# LESEAUSZUG
^^^^^^^^
Von Carsten Hueck · 25.09.2020 DLF

„Die Erinnerung ist ein Raum mit wandernden Türen“ – poetische Sätze wie dieser, der ebenso Auftakt eines Gedichtes sein könnte, sprachlich reduziert und zugleich von nicht sofort auslotbarer Tiefe, finden sich viele in Iris Wolffs neuem Roman „Die Unschärfe der Welt“.

Nicht verstreut, nicht als Sentenz herausposaunt, sondern als eine dem stillen Erzählfluss zugehörige, leise Wellenbewegung, hervorgerufen nur durch den Flügelschlag eines Schmetterlings: Ob solche Bewegung Ergebnis oder Ausgangspunkt weiterer Dynamiken ist, erfährt man beim aufmerksamen Weiterlesen.

Sieben Kapitel, in sich geschlossen, aber miteinander verbunden, sieben unterschiedliche Perspektiven von Figuren, die alle etwas miteinander zu tun haben, bilden den äußeren Rahmen. Schauplatz ist Siebenbürgen und das Banat in der Zeit zwischen der Herrschaft des rumänischen Königs Michael und dem Sturz des Ceaușescu-Regimes. Fast ein ganzes Jahrhundert erzählt Iris Wolff, die 1977 in Siebenbürgen geboren wurde und 1985 nach Deutschland emigrierte, als Familiengeschichte.
^^^^^^^^
# BEREITGESTELLTES MATERIAL
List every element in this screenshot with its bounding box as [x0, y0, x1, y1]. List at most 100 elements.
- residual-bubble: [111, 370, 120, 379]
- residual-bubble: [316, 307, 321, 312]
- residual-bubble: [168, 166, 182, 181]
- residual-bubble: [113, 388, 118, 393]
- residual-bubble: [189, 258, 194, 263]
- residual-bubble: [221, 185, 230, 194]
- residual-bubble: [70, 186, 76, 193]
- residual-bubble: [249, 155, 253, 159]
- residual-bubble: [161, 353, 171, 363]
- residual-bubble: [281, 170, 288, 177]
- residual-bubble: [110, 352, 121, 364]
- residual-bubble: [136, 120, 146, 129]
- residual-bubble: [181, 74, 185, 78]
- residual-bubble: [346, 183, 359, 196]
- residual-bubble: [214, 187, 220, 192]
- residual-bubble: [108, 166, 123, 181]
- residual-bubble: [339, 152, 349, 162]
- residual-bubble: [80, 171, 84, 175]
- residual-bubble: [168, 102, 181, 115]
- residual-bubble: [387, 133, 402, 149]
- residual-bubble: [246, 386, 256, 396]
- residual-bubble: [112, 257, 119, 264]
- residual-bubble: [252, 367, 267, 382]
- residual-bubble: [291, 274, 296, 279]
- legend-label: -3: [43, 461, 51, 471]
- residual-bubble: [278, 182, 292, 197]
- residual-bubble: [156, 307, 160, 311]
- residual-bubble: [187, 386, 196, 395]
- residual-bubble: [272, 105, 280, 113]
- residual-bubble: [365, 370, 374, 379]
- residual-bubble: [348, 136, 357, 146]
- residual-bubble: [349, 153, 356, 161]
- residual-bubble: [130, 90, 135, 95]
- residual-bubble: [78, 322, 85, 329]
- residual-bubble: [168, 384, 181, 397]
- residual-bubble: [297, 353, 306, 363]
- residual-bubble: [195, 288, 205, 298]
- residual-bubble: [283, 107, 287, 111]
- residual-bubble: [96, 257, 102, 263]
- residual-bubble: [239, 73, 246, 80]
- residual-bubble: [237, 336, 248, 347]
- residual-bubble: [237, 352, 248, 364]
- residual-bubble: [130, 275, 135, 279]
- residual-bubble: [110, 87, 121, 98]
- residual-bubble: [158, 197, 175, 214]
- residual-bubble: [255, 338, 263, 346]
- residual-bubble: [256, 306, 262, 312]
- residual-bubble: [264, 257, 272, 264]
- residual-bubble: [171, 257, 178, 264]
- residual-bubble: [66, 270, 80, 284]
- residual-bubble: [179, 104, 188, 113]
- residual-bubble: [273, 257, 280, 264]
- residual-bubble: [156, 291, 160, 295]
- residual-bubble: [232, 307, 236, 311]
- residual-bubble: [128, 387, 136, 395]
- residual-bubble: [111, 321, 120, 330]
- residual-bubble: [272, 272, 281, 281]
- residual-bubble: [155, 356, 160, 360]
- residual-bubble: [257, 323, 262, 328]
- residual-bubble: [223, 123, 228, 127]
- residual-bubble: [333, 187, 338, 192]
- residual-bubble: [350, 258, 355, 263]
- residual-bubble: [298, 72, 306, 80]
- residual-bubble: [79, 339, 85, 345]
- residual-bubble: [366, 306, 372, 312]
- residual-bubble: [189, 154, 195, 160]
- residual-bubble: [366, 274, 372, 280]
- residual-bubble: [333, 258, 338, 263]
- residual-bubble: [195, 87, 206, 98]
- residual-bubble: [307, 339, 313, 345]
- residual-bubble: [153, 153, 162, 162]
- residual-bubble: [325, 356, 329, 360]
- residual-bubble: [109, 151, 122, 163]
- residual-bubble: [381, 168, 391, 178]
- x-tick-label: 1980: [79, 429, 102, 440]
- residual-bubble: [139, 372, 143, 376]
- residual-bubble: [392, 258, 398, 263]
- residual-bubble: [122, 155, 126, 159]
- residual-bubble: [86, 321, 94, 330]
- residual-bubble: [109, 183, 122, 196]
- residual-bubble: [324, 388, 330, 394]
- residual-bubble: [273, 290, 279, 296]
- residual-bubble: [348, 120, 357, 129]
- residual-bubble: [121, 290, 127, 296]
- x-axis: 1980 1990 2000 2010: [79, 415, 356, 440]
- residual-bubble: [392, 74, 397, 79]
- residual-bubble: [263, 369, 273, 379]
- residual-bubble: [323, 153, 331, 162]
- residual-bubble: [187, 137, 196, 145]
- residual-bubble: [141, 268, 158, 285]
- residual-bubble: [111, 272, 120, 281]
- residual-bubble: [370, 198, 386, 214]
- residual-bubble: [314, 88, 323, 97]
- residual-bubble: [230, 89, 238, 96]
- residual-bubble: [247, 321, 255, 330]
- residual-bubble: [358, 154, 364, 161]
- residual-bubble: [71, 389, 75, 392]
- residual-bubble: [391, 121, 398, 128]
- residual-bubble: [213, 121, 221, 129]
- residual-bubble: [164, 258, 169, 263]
^^^^^^^^
# ZUR AUFGABE
Schreibe aus dem Text über Iris Wolffs Roman wortgetreu den Abschnitt ab, der mit „Sieben Kapitel, in“ einsetzt und mit „emigrierte, als Familiengeschichte.“ schließt.

# ERGEBNIS
Sieben Kapitel, in sich geschlossen, aber miteinander verbunden, sieben unterschiedliche Perspektiven von Figuren, die alle etwas miteinander zu tun haben, bilden den äußeren Rahmen. Schauplatz ist Siebenbürgen und das Banat in der Zeit zwischen der Herrschaft des rumänischen Königs Michael und dem Sturz des Ceaușescu-Regimes. Fast ein ganzes Jahrhundert erzählt Iris Wolff, die 1977 in Siebenbürgen geboren wurde und 1985 nach Deutschland emigrierte, als Familiengeschichte.